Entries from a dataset
──────────────────────────────

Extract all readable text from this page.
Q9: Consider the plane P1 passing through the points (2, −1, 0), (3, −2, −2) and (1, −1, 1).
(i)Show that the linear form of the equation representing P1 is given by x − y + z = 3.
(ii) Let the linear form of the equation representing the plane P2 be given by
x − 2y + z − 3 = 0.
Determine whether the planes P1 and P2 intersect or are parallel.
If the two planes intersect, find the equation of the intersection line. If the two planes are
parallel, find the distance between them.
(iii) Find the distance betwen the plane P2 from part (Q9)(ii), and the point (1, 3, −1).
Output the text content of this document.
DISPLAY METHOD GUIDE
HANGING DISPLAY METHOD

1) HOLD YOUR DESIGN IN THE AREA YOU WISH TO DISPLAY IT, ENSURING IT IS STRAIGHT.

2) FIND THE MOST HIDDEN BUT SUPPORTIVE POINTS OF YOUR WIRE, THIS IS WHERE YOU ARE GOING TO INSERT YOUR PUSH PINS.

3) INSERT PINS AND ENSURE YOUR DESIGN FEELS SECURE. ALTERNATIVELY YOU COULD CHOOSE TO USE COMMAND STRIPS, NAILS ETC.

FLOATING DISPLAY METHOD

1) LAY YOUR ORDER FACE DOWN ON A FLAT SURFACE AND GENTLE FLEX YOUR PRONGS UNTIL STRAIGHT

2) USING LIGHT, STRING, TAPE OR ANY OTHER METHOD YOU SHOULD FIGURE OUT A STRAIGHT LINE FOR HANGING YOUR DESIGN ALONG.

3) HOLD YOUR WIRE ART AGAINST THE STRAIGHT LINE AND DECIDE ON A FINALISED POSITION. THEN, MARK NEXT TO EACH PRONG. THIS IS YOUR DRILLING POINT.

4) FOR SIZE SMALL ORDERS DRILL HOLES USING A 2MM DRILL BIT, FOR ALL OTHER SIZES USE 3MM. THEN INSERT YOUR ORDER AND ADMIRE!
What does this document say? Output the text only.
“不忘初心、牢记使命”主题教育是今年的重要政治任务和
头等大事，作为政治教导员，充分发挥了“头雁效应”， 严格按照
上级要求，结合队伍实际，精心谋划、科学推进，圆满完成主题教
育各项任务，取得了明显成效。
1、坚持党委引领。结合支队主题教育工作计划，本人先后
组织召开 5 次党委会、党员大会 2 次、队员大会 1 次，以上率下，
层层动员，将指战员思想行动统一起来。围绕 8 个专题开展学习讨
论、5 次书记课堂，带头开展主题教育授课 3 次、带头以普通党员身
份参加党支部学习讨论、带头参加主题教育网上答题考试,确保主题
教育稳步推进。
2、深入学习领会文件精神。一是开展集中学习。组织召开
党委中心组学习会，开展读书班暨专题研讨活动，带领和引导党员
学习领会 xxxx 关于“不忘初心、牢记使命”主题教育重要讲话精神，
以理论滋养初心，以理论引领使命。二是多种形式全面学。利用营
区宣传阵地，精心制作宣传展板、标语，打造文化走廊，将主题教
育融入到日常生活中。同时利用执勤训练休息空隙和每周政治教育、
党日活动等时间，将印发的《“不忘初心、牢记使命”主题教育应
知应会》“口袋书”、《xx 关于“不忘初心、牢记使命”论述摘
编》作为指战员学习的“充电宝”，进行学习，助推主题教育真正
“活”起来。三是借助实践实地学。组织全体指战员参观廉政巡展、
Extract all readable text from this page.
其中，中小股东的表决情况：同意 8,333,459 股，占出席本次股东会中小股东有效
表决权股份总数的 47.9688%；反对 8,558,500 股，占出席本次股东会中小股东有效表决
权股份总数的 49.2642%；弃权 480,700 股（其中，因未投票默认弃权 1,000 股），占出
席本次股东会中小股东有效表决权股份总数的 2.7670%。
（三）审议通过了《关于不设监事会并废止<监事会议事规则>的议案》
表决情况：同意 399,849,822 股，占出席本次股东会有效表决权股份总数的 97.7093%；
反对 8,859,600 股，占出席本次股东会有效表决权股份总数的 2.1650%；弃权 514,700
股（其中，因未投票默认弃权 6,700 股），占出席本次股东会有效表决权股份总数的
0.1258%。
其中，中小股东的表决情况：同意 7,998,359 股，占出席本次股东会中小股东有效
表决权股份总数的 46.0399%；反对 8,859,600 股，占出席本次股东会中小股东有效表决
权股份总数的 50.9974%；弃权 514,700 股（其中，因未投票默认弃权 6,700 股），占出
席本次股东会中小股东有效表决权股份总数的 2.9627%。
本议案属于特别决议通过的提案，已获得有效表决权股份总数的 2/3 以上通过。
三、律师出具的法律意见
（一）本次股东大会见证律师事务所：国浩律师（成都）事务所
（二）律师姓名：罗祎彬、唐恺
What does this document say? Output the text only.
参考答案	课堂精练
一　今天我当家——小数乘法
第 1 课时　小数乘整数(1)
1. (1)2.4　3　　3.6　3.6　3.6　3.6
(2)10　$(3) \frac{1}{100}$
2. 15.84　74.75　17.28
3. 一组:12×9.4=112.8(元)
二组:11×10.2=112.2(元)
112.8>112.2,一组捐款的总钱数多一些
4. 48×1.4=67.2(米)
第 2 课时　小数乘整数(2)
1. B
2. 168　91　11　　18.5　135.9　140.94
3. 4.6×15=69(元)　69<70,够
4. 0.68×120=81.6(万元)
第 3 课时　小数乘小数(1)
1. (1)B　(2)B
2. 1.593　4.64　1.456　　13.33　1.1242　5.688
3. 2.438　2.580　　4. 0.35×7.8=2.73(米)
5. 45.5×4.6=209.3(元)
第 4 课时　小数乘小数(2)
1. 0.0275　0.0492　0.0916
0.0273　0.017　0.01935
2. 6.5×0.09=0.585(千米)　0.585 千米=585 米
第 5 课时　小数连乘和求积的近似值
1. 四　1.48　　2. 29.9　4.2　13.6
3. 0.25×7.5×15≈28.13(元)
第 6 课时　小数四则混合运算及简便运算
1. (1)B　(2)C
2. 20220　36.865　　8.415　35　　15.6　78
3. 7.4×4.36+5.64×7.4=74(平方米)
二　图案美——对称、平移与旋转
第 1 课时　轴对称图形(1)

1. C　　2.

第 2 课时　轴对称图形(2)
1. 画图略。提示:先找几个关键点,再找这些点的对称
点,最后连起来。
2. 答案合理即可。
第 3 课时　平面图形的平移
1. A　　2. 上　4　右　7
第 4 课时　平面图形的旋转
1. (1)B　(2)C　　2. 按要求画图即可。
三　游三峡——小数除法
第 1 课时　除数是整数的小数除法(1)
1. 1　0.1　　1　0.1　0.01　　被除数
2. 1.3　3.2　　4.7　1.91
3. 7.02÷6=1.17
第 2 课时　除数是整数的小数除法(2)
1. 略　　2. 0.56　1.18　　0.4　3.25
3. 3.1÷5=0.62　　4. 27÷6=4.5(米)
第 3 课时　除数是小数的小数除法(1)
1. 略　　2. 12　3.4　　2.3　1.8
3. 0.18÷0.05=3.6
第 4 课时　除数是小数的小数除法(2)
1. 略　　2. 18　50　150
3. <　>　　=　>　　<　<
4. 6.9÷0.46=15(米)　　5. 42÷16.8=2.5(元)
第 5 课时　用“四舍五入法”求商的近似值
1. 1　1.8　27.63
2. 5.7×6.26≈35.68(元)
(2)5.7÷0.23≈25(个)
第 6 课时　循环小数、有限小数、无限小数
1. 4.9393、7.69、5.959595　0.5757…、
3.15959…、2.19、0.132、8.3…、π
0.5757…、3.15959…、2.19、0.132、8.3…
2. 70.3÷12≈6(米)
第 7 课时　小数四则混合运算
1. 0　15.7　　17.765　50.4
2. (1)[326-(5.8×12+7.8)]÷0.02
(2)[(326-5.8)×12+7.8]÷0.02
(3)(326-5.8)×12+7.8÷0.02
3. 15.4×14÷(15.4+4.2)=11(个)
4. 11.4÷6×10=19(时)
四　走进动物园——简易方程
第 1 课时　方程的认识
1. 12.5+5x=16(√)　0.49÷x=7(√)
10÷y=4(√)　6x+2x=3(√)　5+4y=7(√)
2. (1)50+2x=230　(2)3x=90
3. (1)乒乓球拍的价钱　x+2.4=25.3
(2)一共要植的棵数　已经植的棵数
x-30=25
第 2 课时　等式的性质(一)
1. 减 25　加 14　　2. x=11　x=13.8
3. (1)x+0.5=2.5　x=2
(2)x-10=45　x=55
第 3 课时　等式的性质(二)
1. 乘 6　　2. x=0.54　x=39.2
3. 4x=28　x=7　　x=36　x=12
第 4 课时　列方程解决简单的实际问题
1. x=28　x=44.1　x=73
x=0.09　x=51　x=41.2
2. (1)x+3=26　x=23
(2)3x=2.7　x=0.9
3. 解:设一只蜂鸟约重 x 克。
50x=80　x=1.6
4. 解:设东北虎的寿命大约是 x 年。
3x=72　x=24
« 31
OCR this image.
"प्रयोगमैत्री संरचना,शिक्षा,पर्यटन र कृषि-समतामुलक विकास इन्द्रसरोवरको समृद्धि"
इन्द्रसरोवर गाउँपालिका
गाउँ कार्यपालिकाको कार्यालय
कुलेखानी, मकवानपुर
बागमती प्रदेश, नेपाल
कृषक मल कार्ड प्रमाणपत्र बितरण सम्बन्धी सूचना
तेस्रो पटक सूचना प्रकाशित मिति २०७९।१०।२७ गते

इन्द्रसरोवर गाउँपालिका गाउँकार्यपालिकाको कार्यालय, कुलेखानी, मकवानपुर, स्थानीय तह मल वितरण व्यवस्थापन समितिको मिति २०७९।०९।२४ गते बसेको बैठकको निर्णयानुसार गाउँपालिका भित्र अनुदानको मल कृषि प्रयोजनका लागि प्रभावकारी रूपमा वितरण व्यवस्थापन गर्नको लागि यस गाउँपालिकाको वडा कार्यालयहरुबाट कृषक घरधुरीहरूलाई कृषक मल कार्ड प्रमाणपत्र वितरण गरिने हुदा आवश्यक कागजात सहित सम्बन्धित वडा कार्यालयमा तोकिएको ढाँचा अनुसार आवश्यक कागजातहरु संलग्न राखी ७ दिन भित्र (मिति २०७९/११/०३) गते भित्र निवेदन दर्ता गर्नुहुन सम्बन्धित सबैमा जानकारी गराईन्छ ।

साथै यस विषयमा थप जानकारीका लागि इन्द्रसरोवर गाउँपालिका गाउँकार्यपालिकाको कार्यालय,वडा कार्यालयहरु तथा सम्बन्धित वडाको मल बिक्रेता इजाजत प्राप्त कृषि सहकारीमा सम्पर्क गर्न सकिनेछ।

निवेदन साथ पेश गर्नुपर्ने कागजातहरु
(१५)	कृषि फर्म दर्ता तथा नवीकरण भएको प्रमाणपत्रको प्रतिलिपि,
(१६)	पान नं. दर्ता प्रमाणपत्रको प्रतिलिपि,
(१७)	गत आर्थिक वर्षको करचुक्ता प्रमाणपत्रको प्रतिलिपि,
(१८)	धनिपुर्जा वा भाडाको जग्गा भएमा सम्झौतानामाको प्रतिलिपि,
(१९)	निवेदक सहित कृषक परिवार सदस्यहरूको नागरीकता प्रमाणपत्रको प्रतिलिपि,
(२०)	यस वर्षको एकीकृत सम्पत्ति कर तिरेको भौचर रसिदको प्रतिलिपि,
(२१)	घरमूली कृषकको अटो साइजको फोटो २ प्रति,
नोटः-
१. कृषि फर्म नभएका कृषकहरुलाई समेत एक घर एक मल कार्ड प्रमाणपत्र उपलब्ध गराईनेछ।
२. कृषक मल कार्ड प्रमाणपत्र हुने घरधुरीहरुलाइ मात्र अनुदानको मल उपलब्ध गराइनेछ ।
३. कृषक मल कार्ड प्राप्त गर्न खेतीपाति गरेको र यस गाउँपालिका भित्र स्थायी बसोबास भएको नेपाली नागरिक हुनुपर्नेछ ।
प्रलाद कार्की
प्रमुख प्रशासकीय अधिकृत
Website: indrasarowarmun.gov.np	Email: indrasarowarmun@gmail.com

──────────────────────────────

◆ Task statement
Consider the entries above and return each line with the string "HANGING".

◆ Response for this exercise
HANGING DISPLAY METHOD
2) USING LIGHT, STRING, TAPE OR ANY OTHER METHOD YOU SHOULD FIGURE OUT A STRAIGHT LINE FOR HANGING YOUR DESIGN ALONG.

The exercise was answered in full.